◆ **What is required**
Lines holding the string "столом" are the ones to copy from this listing.

________________

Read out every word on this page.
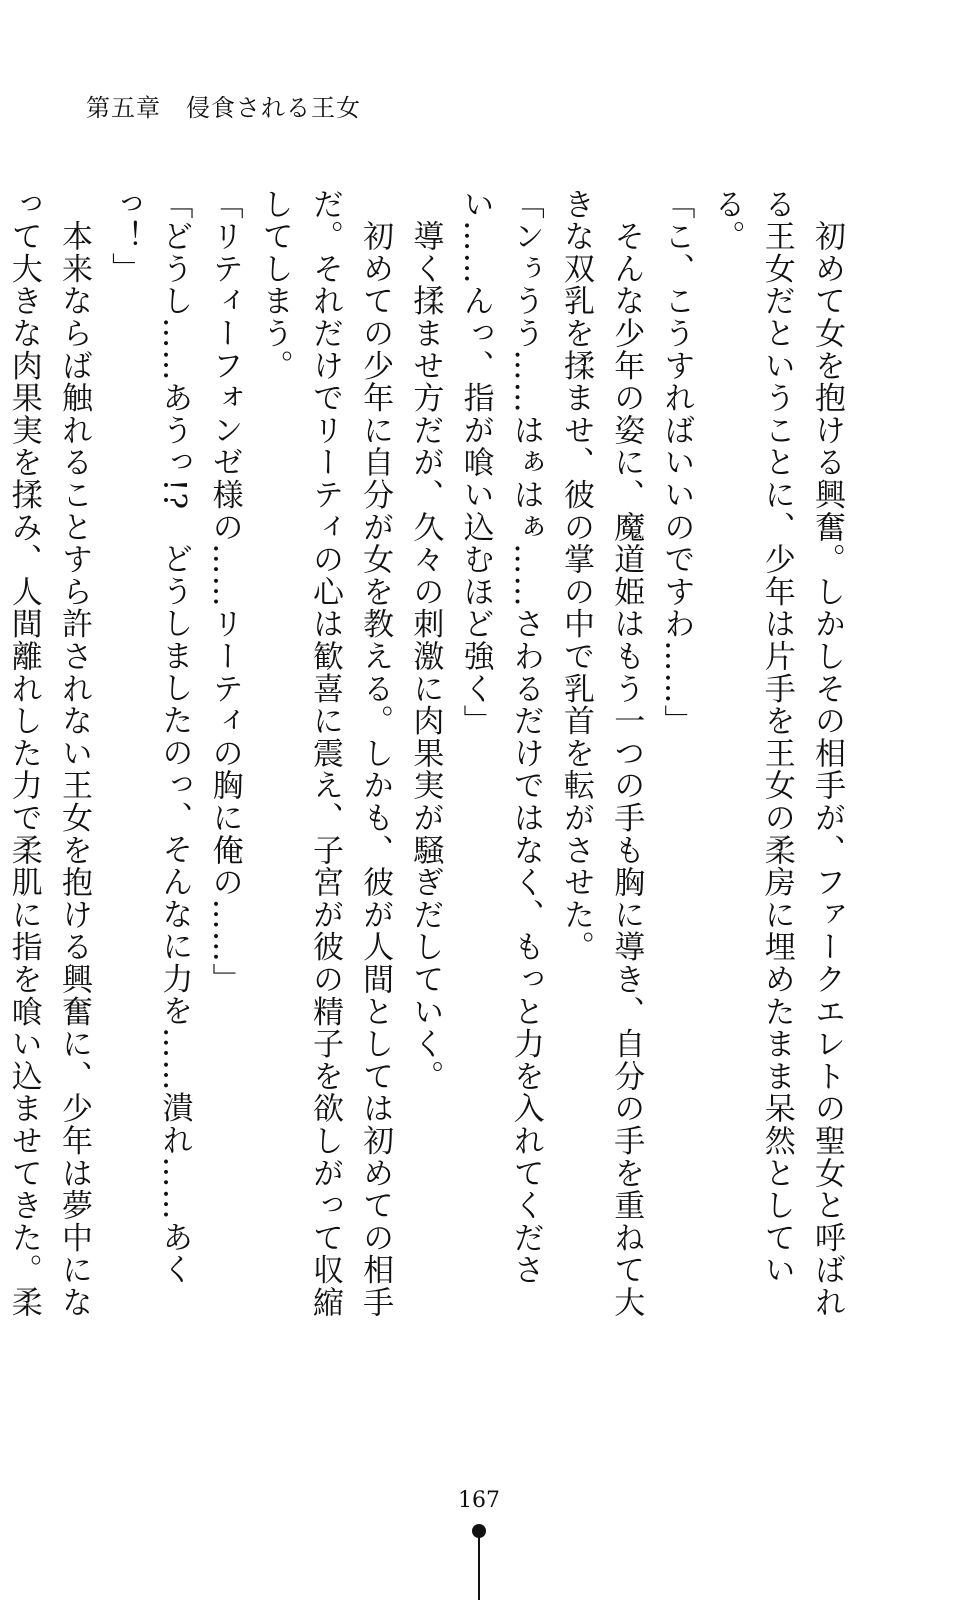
第五章　侵食される王女

　初めて女を抱ける興奮。しかしその相手が、ファークエレトの聖女と呼ばれる王女だということに、少年は片手を王女の柔房に埋めたまま呆然としている。

「こ、こうすればいいのですわ……」

　そんな少年の姿に、魔道姫はもう一つの手も胸に導き、自分の手を重ねて大きな双乳を揉ませ、彼の掌の中で乳首を転がさせた。

「ンぅうう……はぁはぁ……さわるだけではなく、もっと力を入れてください……んっ、指が喰い込むほど強く」

　導く揉ませ方だが、久々の刺激に肉果実が騒ぎだしていく。

　初めての少年に自分が女を教える。しかも、彼が人間としては初めての相手だ。それだけでリーティの心は歓喜に震え、子宮が彼の精子を欲しがって収縮してしまう。

「リティーフォンゼ様の……リーティの胸に俺の……」

「どうし……あうっ!?　どうしましたのっ、そんなに力を……潰れ……あくっ！」

　本来ならば触れることすら許されない王女を抱ける興奮に、少年は夢中になって大きな肉果実を揉み、人間離れした力で柔肌に指を喰い込ませてきた。柔

167
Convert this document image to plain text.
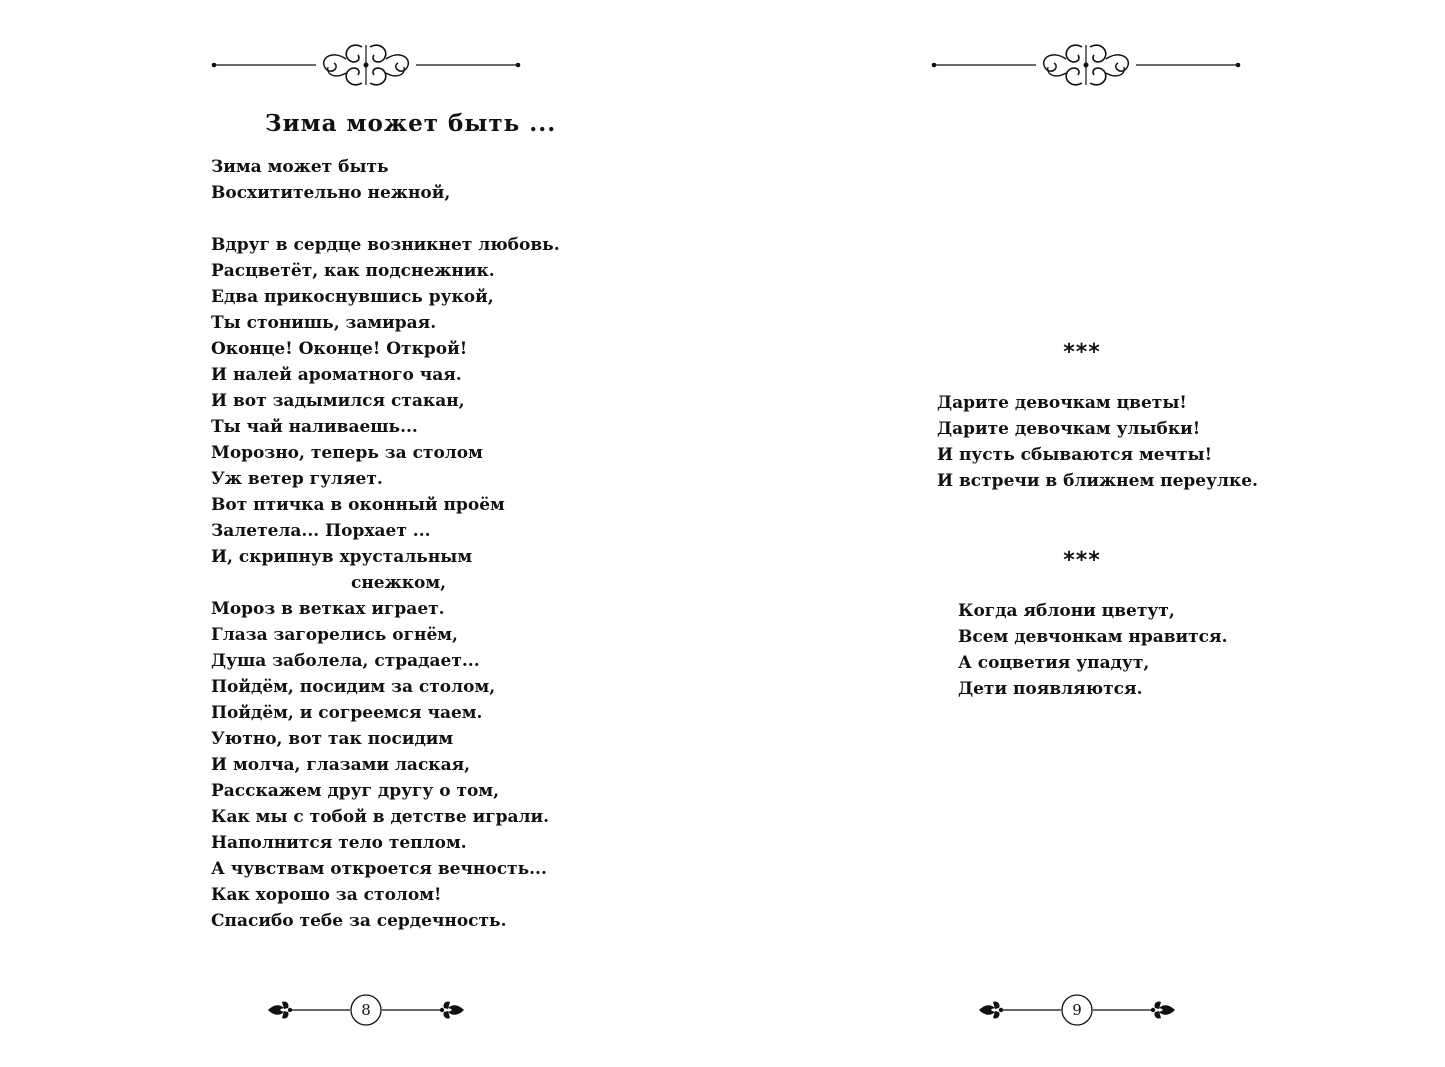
Зима может быть ...
Зима может быть
Восхитительно нежной,
Вдруг в сердце возникнет любовь.
Расцветёт, как подснежник.
Едва прикоснувшись рукой,
Ты стонишь, замирая.
Оконце! Оконце! Открой!
И налей ароматного чая.
И вот задымился стакан,
Ты чай наливаешь...
Морозно, теперь за столом
Уж ветер гуляет.
Вот птичка в оконный проём
Залетела... Порхает ...
И, скрипнув хрустальным
снежком,
Мороз в ветках играет.
Глаза загорелись огнём,
Душа заболела, страдает...
Пойдём, посидим за столом,
Пойдём, и согреемся чаем.
Уютно, вот так посидим
И молча, глазами лаская,
Расскажем друг другу о том,
Как мы с тобой в детстве играли.
Наполнится тело теплом.
А чувствам откроется вечность...
Как хорошо за столом!
Спасибо тебе за сердечность.
8
***
Дарите девочкам цветы!
Дарите девочкам улыбки!
И пусть сбываются мечты!
И встречи в ближнем переулке.
***
Когда яблони цветут,
Всем девчонкам нравится.
А соцветия упадут,
Дети появляются.
9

________________

◆ **Response**
Морозно, теперь за столом
Пойдём, посидим за столом,
Как хорошо за столом!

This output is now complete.